# [WHAT TO WORK ON]
Copy out each line containing "ylabel" from the entries below.
* begin EXTRACTED RECORDS *
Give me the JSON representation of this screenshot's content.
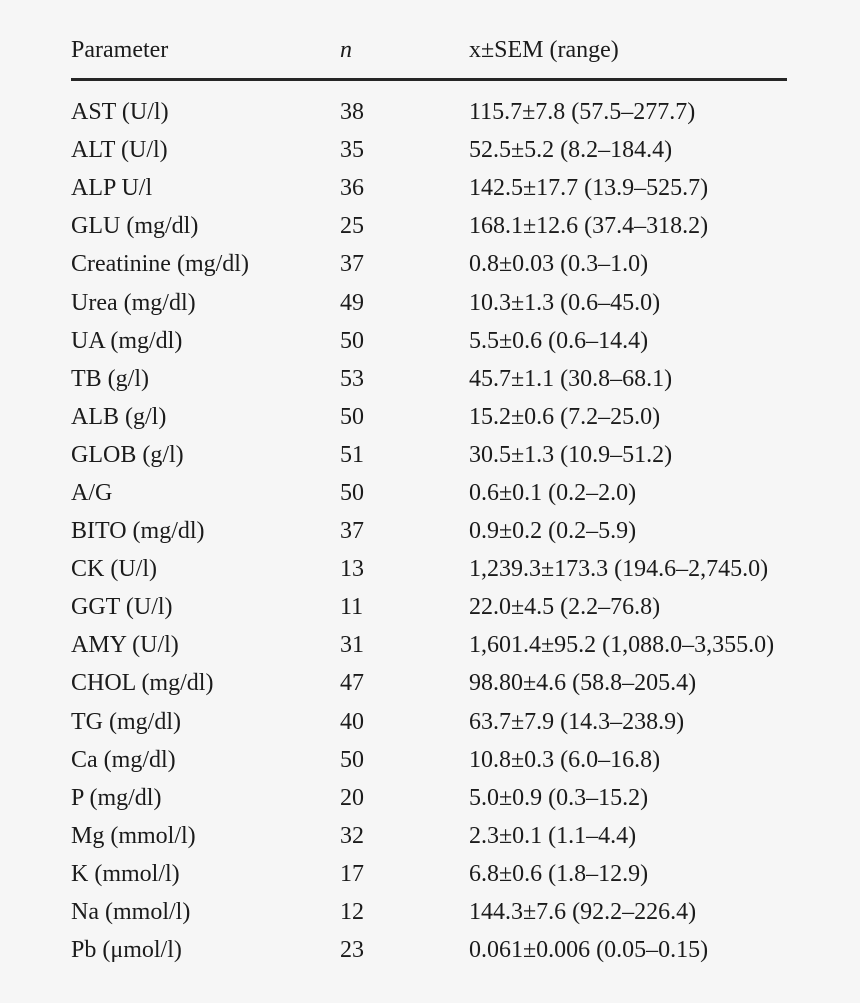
{
  "table": {
    "columns": [
      {
        "key": "parameter",
        "label": "Parameter"
      },
      {
        "key": "n",
        "label": "n"
      },
      {
        "key": "value",
        "label": "x±SEM (range)"
      }
    ],
    "rows": [
      {
        "parameter": "AST (U/l)",
        "n": "38",
        "value": "115.7±7.8 (57.5–277.7)"
      },
      {
        "parameter": "ALT (U/l)",
        "n": "35",
        "value": "52.5±5.2 (8.2–184.4)"
      },
      {
        "parameter": "ALP U/l",
        "n": "36",
        "value": "142.5±17.7 (13.9–525.7)"
      },
      {
        "parameter": "GLU (mg/dl)",
        "n": "25",
        "value": "168.1±12.6 (37.4–318.2)"
      },
      {
        "parameter": "Creatinine (mg/dl)",
        "n": "37",
        "value": "0.8±0.03 (0.3–1.0)"
      },
      {
        "parameter": "Urea (mg/dl)",
        "n": "49",
        "value": "10.3±1.3 (0.6–45.0)"
      },
      {
        "parameter": "UA (mg/dl)",
        "n": "50",
        "value": "5.5±0.6 (0.6–14.4)"
      },
      {
        "parameter": "TB (g/l)",
        "n": "53",
        "value": "45.7±1.1 (30.8–68.1)"
      },
      {
        "parameter": "ALB (g/l)",
        "n": "50",
        "value": "15.2±0.6 (7.2–25.0)"
      },
      {
        "parameter": "GLOB (g/l)",
        "n": "51",
        "value": "30.5±1.3 (10.9–51.2)"
      },
      {
        "parameter": "A/G",
        "n": "50",
        "value": "0.6±0.1 (0.2–2.0)"
      },
      {
        "parameter": "BITO (mg/dl)",
        "n": "37",
        "value": "0.9±0.2 (0.2–5.9)"
      },
      {
        "parameter": "CK (U/l)",
        "n": "13",
        "value": "1,239.3±173.3 (194.6–2,745.0)"
      },
      {
        "parameter": "GGT (U/l)",
        "n": "11",
        "value": "22.0±4.5 (2.2–76.8)"
      },
      {
        "parameter": "AMY (U/l)",
        "n": "31",
        "value": "1,601.4±95.2 (1,088.0–3,355.0)"
      },
      {
        "parameter": "CHOL (mg/dl)",
        "n": "47",
        "value": "98.80±4.6 (58.8–205.4)"
      },
      {
        "parameter": "TG (mg/dl)",
        "n": "40",
        "value": "63.7±7.9 (14.3–238.9)"
      },
      {
        "parameter": "Ca (mg/dl)",
        "n": "50",
        "value": "10.8±0.3 (6.0–16.8)"
      },
      {
        "parameter": "P (mg/dl)",
        "n": "20",
        "value": "5.0±0.9 (0.3–15.2)"
      },
      {
        "parameter": "Mg (mmol/l)",
        "n": "32",
        "value": "2.3±0.1 (1.1–4.4)"
      },
      {
        "parameter": "K (mmol/l)",
        "n": "17",
        "value": "6.8±0.6 (1.8–12.9)"
      },
      {
        "parameter": "Na (mmol/l)",
        "n": "12",
        "value": "144.3±7.6 (92.2–226.4)"
      },
      {
        "parameter": "Pb (μmol/l)",
        "n": "23",
        "value": "0.061±0.006 (0.05–0.15)"
      }
    ]
  }
}
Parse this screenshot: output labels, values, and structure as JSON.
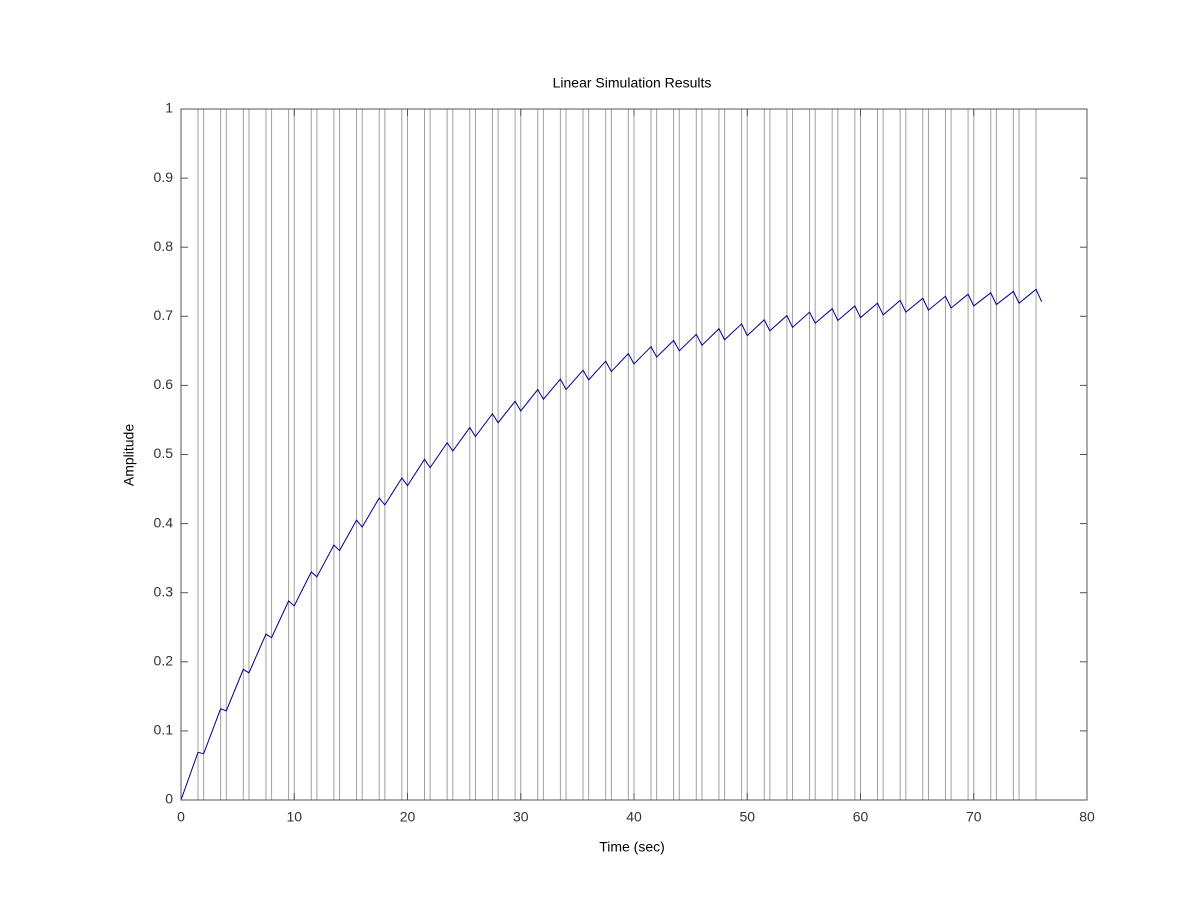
{
  "chart_data": {
    "type": "line",
    "title": "Linear Simulation Results",
    "x_label": "Time (sec)",
    "y_label": "Amplitude",
    "xlim": [
      0,
      80
    ],
    "xticks": [
      0,
      10,
      20,
      30,
      40,
      50,
      60,
      70,
      80
    ],
    "ylim": [
      0,
      1
    ],
    "yticks": [
      0,
      0.1,
      0.2,
      0.3,
      0.4,
      0.5,
      0.6,
      0.7,
      0.8,
      0.9,
      1
    ],
    "series": [
      {
        "color": "#a0a0a0",
        "x": [
          0,
          1.5,
          1.5,
          2,
          2,
          3.5,
          3.5,
          4,
          4,
          5.5,
          5.5,
          6,
          6,
          7.5,
          7.5,
          8,
          8,
          9.5,
          9.5,
          10,
          10,
          11.5,
          11.5,
          12,
          12,
          13.5,
          13.5,
          14,
          14,
          15.5,
          15.5,
          16,
          16,
          17.5,
          17.5,
          18,
          18,
          19.5,
          19.5,
          20,
          20,
          21.5,
          21.5,
          22,
          22,
          23.5,
          23.5,
          24,
          24,
          25.5,
          25.5,
          26,
          26,
          27.5,
          27.5,
          28,
          28,
          29.5,
          29.5,
          30,
          30,
          31.5,
          31.5,
          32,
          32,
          33.5,
          33.5,
          34,
          34,
          35.5,
          35.5,
          36,
          36,
          37.5,
          37.5,
          38,
          38,
          39.5,
          39.5,
          40,
          40,
          41.5,
          41.5,
          42,
          42,
          43.5,
          43.5,
          44,
          44,
          45.5,
          45.5,
          46,
          46,
          47.5,
          47.5,
          48,
          48,
          49.5,
          49.5,
          50,
          50,
          51.5,
          51.5,
          52,
          52,
          53.5,
          53.5,
          54,
          54,
          55.5,
          55.5,
          56,
          56,
          57.5,
          57.5,
          58,
          58,
          59.5,
          59.5,
          60,
          60,
          61.5,
          61.5,
          62,
          62,
          63.5,
          63.5,
          64,
          64,
          65.5,
          65.5,
          66,
          66,
          67.5,
          67.5,
          68,
          68,
          69.5,
          69.5,
          70,
          70,
          71.5,
          71.5,
          72,
          72,
          73.5,
          73.5,
          74,
          74,
          75.5,
          75.5,
          76
        ],
        "values": [
          1,
          1,
          0,
          0,
          1,
          1,
          0,
          0,
          1,
          1,
          0,
          0,
          1,
          1,
          0,
          0,
          1,
          1,
          0,
          0,
          1,
          1,
          0,
          0,
          1,
          1,
          0,
          0,
          1,
          1,
          0,
          0,
          1,
          1,
          0,
          0,
          1,
          1,
          0,
          0,
          1,
          1,
          0,
          0,
          1,
          1,
          0,
          0,
          1,
          1,
          0,
          0,
          1,
          1,
          0,
          0,
          1,
          1,
          0,
          0,
          1,
          1,
          0,
          0,
          1,
          1,
          0,
          0,
          1,
          1,
          0,
          0,
          1,
          1,
          0,
          0,
          1,
          1,
          0,
          0,
          1,
          1,
          0,
          0,
          1,
          1,
          0,
          0,
          1,
          1,
          0,
          0,
          1,
          1,
          0,
          0,
          1,
          1,
          0,
          0,
          1,
          1,
          0,
          0,
          1,
          1,
          0,
          0,
          1,
          1,
          0,
          0,
          1,
          1,
          0,
          0,
          1,
          1,
          0,
          0,
          1,
          1,
          0,
          0,
          1,
          1,
          0,
          0,
          1,
          1,
          0,
          0,
          1,
          1,
          0,
          0,
          1,
          1,
          0,
          0,
          1,
          1,
          0,
          0,
          1,
          1,
          0,
          0,
          1,
          1,
          0,
          0
        ]
      },
      {
        "color": "#00008b",
        "x": [
          0,
          1.5,
          2,
          3.5,
          4,
          5.5,
          6,
          7.5,
          8,
          9.5,
          10,
          11.5,
          12,
          13.5,
          14,
          15.5,
          16,
          17.5,
          18,
          19.5,
          20,
          21.5,
          22,
          23.5,
          24,
          25.5,
          26,
          27.5,
          28,
          29.5,
          30,
          31.5,
          32,
          33.5,
          34,
          35.5,
          36,
          37.5,
          38,
          39.5,
          40,
          41.5,
          42,
          43.5,
          44,
          45.5,
          46,
          47.5,
          48,
          49.5,
          50,
          51.5,
          52,
          53.5,
          54,
          55.5,
          56,
          57.5,
          58,
          59.5,
          60,
          61.5,
          62,
          63.5,
          64,
          65.5,
          66,
          67.5,
          68,
          69.5,
          70,
          71.5,
          72,
          73.5,
          74,
          75.5,
          76
        ],
        "values": [
          0,
          0.069,
          0.067,
          0.132,
          0.129,
          0.189,
          0.184,
          0.24,
          0.235,
          0.288,
          0.281,
          0.33,
          0.323,
          0.369,
          0.361,
          0.405,
          0.395,
          0.437,
          0.427,
          0.466,
          0.455,
          0.493,
          0.481,
          0.517,
          0.505,
          0.539,
          0.526,
          0.559,
          0.546,
          0.577,
          0.563,
          0.594,
          0.58,
          0.609,
          0.594,
          0.622,
          0.608,
          0.635,
          0.62,
          0.646,
          0.631,
          0.656,
          0.641,
          0.665,
          0.65,
          0.674,
          0.658,
          0.682,
          0.666,
          0.689,
          0.672,
          0.695,
          0.679,
          0.701,
          0.684,
          0.706,
          0.69,
          0.711,
          0.694,
          0.715,
          0.698,
          0.719,
          0.702,
          0.723,
          0.706,
          0.726,
          0.709,
          0.729,
          0.712,
          0.732,
          0.715,
          0.734,
          0.717,
          0.736,
          0.719,
          0.739,
          0.721
        ]
      }
    ]
  }
}
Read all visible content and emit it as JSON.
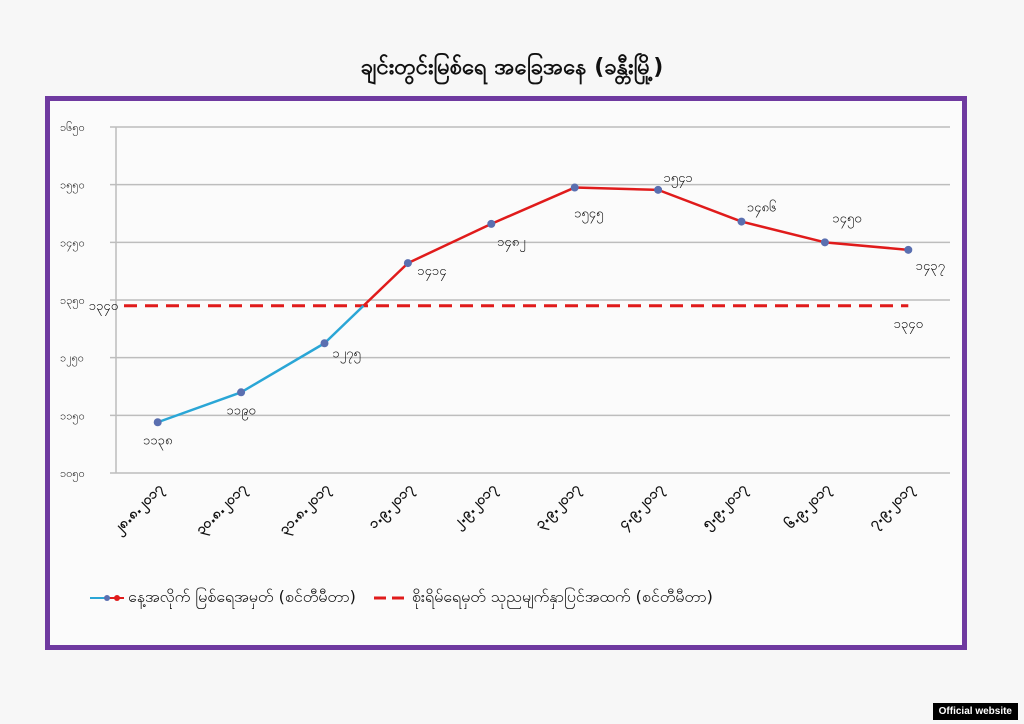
{
  "title": "ချင်းတွင်းမြစ်ရေ အခြေအနေ (ခန္တီးမြို့)",
  "colors": {
    "frame": "#6f3aa0",
    "series_below": "#2aa6d6",
    "series_above": "#e01b1b",
    "marker": "#5a6fb0",
    "threshold": "#e01b1b",
    "grid": "#bdbdbd"
  },
  "chart_data": {
    "type": "line",
    "title": "ချင်းတွင်းမြစ်ရေ အခြေအနေ (ခန္တီးမြို့)",
    "xlabel": "",
    "ylabel": "",
    "ylim": [
      1050,
      1650
    ],
    "yticks": [
      1050,
      1150,
      1250,
      1350,
      1450,
      1550,
      1650
    ],
    "ytick_labels": [
      "၁၀၅၀",
      "၁၁၅၀",
      "၁၂၅၀",
      "၁၃၅၀",
      "၁၄၅၀",
      "၁၅၅၀",
      "၁၆၅၀"
    ],
    "grid": true,
    "legend_position": "bottom",
    "categories": [
      "28.8.2017",
      "30.8.2017",
      "31.8.2017",
      "1.9.2017",
      "2.9.2017",
      "3.9.2017",
      "4.9.2017",
      "5.9.2017",
      "6.9.2017",
      "7.9.2017"
    ],
    "category_labels": [
      "၂၈.၈.၂၀၁၇",
      "၃၀.၈.၂၀၁၇",
      "၃၁.၈.၂၀၁၇",
      "၁.၉.၂၀၁၇",
      "၂.၉.၂၀၁၇",
      "၃.၉.၂၀၁၇",
      "၄.၉.၂၀၁၇",
      "၅.၉.၂၀၁၇",
      "၆.၉.၂၀၁၇",
      "၇.၉.၂၀၁၇"
    ],
    "series": [
      {
        "name": "နေ့အလိုက် မြစ်ရေအမှတ် (စင်တီမီတာ)",
        "style": "solid",
        "values": [
          1138,
          1190,
          1275,
          1414,
          1482,
          1545,
          1541,
          1486,
          1450,
          1437
        ],
        "value_labels": [
          "၁၁၃၈",
          "၁၁၉၀",
          "၁၂၇၅",
          "၁၄၁၄",
          "၁၄၈၂",
          "၁၅၄၅",
          "၁၅၄၁",
          "၁၄၈၆",
          "၁၄၅၀",
          "၁၄၃၇"
        ]
      },
      {
        "name": "စိုးရိမ်ရေမှတ် သုညမျက်နှာပြင်အထက် (စင်တီမီတာ)",
        "style": "dashed",
        "values": [
          1340,
          1340,
          1340,
          1340,
          1340,
          1340,
          1340,
          1340,
          1340,
          1340
        ],
        "value_labels": [
          "၁၃၄၀",
          "",
          "",
          "",
          "",
          "",
          "",
          "",
          "",
          "၁၃၄၀"
        ]
      }
    ]
  },
  "legend": {
    "items": [
      {
        "label": "နေ့အလိုက် မြစ်ရေအမှတ် (စင်တီမီတာ)"
      },
      {
        "label": "စိုးရိမ်ရေမှတ် သုညမျက်နှာပြင်အထက် (စင်တီမီတာ)"
      }
    ]
  },
  "badge": {
    "label": "Official website"
  }
}
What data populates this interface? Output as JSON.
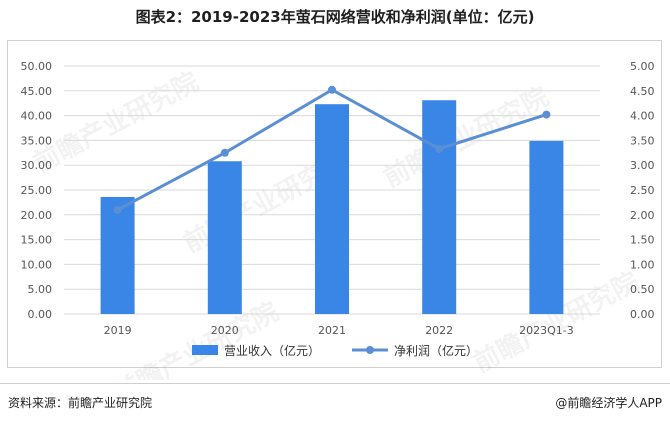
{
  "title": "图表2：2019-2023年萤石网络营收和净利润(单位：亿元)",
  "source_left": "资料来源：前瞻产业研究院",
  "source_right": "@前瞻经济学人APP",
  "watermark": "前瞻产业研究院",
  "colors": {
    "bar": "#3a86e6",
    "line": "#5b8fd3",
    "grid": "#d9d9d9",
    "axis_text": "#555555"
  },
  "chart_data": {
    "type": "bar",
    "categories": [
      "2019",
      "2020",
      "2021",
      "2022",
      "2023Q1-3"
    ],
    "series": [
      {
        "name": "营业收入（亿元）",
        "type": "bar",
        "axis": "left",
        "values": [
          23.6,
          30.8,
          42.3,
          43.1,
          34.9
        ]
      },
      {
        "name": "净利润（亿元）",
        "type": "line",
        "axis": "right",
        "values": [
          2.1,
          3.25,
          4.52,
          3.33,
          4.02
        ]
      }
    ],
    "y_left": {
      "min": 0,
      "max": 50,
      "step": 5,
      "ticks": [
        "0.00",
        "5.00",
        "10.00",
        "15.00",
        "20.00",
        "25.00",
        "30.00",
        "35.00",
        "40.00",
        "45.00",
        "50.00"
      ]
    },
    "y_right": {
      "min": 0,
      "max": 5,
      "step": 0.5,
      "ticks": [
        "0.00",
        "0.50",
        "1.00",
        "1.50",
        "2.00",
        "2.50",
        "3.00",
        "3.50",
        "4.00",
        "4.50",
        "5.00"
      ]
    },
    "grid": true,
    "legend": "bottom"
  }
}
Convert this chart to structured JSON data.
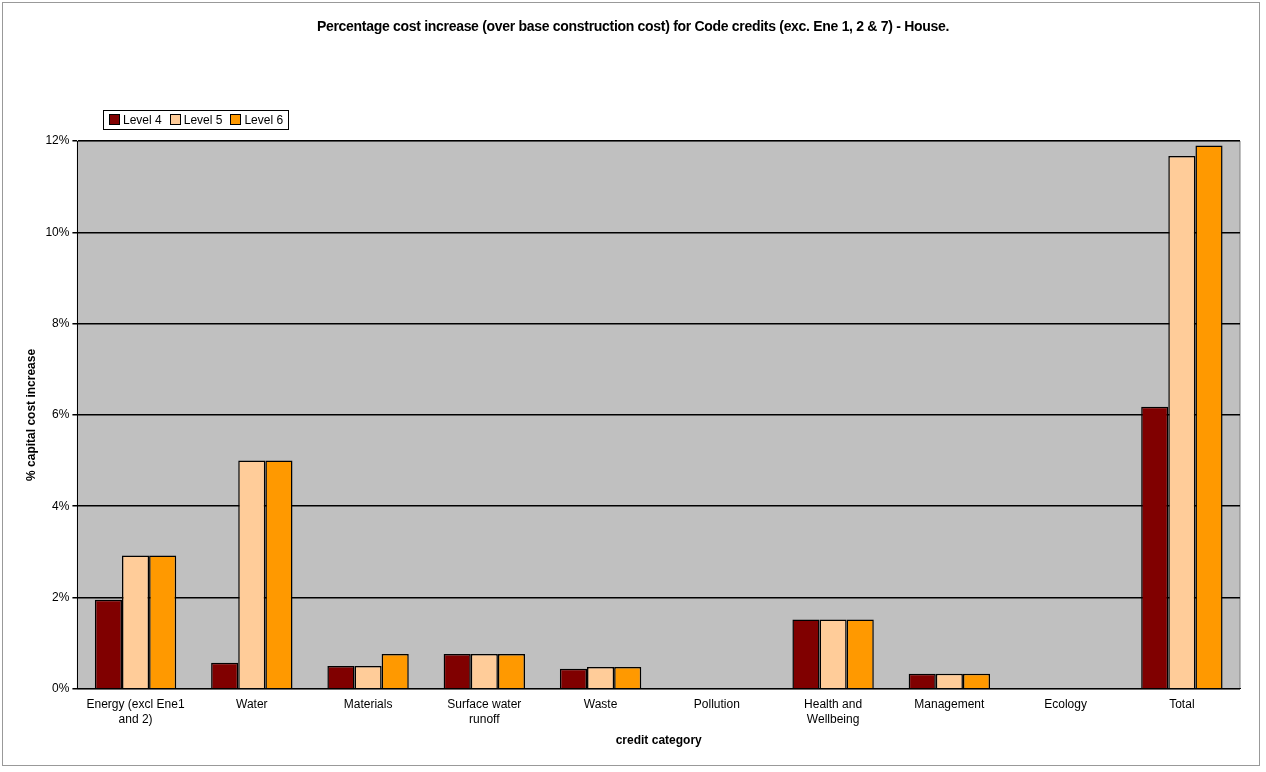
{
  "chart_data": {
    "type": "bar",
    "title": "Percentage cost increase (over base construction cost) for Code credits (exc. Ene 1, 2 & 7) - House.",
    "xlabel": "credit category",
    "ylabel": "% capital cost increase",
    "categories": [
      "Energy (excl Ene1 and 2)",
      "Water",
      "Materials",
      "Surface water runoff",
      "Waste",
      "Pollution",
      "Health and Wellbeing",
      "Management",
      "Ecology",
      "Total"
    ],
    "series": [
      {
        "name": "Level 4",
        "color": "#800000",
        "values": [
          1.95,
          0.57,
          0.5,
          0.76,
          0.44,
          0,
          1.52,
          0.33,
          0,
          6.18
        ]
      },
      {
        "name": "Level 5",
        "color": "#ffcc99",
        "values": [
          2.92,
          5.0,
          0.5,
          0.76,
          0.48,
          0,
          1.52,
          0.33,
          0,
          11.67
        ]
      },
      {
        "name": "Level 6",
        "color": "#ff9900",
        "values": [
          2.92,
          5.0,
          0.76,
          0.76,
          0.48,
          0,
          1.52,
          0.33,
          0,
          11.9
        ]
      }
    ],
    "ylim": [
      0,
      12
    ],
    "yticks": [
      {
        "value": 0,
        "label": "0%"
      },
      {
        "value": 2,
        "label": "2%"
      },
      {
        "value": 4,
        "label": "4%"
      },
      {
        "value": 6,
        "label": "6%"
      },
      {
        "value": 8,
        "label": "8%"
      },
      {
        "value": 10,
        "label": "10%"
      },
      {
        "value": 12,
        "label": "12%"
      }
    ],
    "grid": "y",
    "legend": "top left"
  }
}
* end EXTRACTED RECORDS *
# [EXPECTED ANSWER]
    "ylabel": "",
    "ylabel": "% capital cost increase",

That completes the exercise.